> _Given text_:
[Start of section]

The McDermotts are also growing a perennial wheat called kerns, which is a cleaner grain that doesn’t require tilling because it comes up every year.

While still planning the brewery, which received Moreau Planning Board approval in early 2019, McDermott reached out to Christian Weber, who co-owns Common Roots Brewery in South Glens Falls.

“Beer is not my core competency. Growing grain is my core competency. That’s what makes this partnership so intriguing,” she said. “Christian and Bert’s core competency is brewing and running breweries…I didn’t go looking for partners. I needed someone to tell me we can do this.”

Not only did the Webers tell her she could do this, they offered to be investors in the brewery.

“It made financing much easier, having them involved,” McDermott said. “It brings legitimacy.”

The Webers are helping with recipe development, purchasing power for things like kegs and cans, and possibly future distribution through their network. Getting that audience out of the gate is huge. They have been really helpful in steering us in the right direction.”

Christian Weber told FoothillsBusinessDaily.com that he and his father are always looking for investment opportunities, and they believe in what the McDermotts are doing.

[End of section]

[Collected data]
[Start of section]

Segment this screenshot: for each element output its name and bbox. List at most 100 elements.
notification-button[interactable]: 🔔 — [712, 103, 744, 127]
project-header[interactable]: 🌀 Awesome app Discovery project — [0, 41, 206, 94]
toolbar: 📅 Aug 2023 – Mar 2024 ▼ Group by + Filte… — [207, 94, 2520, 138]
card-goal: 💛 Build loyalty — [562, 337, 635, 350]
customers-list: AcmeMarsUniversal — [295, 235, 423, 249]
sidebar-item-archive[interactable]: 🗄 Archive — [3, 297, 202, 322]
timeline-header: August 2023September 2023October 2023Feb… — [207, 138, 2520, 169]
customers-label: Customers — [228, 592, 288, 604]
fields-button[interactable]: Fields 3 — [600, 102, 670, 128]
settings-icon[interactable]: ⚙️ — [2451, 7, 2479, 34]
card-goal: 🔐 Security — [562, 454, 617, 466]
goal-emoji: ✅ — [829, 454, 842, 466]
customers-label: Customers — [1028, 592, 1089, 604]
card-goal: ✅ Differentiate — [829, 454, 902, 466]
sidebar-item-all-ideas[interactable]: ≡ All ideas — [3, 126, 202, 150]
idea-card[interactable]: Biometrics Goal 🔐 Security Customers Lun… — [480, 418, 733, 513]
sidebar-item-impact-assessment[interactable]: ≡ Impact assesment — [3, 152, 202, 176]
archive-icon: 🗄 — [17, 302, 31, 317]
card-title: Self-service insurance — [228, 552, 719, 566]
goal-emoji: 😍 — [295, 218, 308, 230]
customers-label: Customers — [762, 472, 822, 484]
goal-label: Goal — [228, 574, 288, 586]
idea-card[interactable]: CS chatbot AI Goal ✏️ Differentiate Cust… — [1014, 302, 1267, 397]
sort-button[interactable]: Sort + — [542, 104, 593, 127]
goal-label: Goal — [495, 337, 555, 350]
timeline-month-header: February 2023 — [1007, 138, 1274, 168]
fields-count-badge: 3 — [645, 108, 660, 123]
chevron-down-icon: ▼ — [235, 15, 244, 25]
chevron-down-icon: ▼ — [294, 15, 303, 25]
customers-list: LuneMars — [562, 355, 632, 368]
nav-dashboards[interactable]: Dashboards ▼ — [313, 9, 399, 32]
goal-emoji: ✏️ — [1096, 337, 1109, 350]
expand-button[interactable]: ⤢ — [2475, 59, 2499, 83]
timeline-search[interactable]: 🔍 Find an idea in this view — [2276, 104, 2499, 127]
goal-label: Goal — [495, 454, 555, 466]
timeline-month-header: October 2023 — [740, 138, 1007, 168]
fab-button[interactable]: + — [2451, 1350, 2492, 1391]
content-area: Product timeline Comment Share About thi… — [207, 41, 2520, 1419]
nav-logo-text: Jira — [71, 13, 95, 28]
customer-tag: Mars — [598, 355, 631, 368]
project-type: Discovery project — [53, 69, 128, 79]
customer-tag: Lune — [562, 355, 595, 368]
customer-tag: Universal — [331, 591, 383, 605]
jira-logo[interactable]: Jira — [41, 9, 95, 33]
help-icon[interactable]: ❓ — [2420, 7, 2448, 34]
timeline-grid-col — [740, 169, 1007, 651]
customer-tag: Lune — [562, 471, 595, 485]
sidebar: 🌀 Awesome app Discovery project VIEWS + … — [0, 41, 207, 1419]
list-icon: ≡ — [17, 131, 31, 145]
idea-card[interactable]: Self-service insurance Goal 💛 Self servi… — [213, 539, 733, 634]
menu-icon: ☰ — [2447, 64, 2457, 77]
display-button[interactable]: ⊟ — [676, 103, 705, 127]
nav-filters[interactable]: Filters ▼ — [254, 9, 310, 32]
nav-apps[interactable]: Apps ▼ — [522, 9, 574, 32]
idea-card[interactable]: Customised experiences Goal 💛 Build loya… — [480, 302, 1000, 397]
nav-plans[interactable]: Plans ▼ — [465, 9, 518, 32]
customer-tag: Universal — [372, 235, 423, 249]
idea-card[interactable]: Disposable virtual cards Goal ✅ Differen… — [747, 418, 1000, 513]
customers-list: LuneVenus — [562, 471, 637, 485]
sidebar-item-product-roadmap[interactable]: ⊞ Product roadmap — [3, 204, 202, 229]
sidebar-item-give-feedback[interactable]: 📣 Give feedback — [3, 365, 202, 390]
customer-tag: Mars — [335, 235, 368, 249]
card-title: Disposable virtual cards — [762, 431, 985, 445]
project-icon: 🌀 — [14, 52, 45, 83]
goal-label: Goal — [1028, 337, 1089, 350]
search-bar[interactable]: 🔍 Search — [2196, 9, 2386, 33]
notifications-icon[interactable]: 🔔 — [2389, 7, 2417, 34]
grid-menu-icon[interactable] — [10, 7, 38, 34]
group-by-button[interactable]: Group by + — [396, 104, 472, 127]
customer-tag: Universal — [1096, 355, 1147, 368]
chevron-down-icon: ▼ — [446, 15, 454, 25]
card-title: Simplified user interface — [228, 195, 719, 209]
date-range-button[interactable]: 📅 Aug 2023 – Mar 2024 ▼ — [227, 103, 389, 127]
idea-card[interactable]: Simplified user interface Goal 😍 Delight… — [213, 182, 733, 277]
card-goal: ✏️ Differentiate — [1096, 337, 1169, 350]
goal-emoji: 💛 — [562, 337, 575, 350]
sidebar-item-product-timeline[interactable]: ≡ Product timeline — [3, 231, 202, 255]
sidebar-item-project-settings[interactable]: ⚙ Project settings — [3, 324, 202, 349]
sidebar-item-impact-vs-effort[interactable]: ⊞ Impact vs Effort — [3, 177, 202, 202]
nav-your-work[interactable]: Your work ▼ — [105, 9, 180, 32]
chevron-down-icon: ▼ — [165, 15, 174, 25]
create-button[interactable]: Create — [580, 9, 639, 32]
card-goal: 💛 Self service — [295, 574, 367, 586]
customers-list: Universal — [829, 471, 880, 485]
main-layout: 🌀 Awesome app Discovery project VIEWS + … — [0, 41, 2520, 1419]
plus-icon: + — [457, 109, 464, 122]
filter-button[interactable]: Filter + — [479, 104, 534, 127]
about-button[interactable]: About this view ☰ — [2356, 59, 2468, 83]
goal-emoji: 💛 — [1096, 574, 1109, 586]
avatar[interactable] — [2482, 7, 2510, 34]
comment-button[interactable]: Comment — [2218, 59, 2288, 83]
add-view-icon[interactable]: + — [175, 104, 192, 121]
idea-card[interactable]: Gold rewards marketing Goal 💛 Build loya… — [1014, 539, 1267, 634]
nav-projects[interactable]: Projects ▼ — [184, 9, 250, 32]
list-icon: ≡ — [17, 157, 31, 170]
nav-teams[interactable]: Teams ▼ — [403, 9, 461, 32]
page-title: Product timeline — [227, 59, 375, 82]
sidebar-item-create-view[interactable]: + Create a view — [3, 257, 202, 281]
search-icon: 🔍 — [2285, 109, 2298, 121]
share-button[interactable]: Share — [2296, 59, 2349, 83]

[End of section]

> _Task to carry out_: Repeat the part of the brewery article that begins at "The Webers are" and stops after "McDermotts are doing.", word for word.

> _Exercise result_:
The Webers are helping with recipe development, purchasing power for things like kegs and cans, and possibly future distribution through their network. Getting that audience out of the gate is huge. They have been really helpful in steering us in the right direction.”

Christian Weber told FoothillsBusinessDaily.com that he and his father are always looking for investment opportunities, and they believe in what the McDermotts are doing.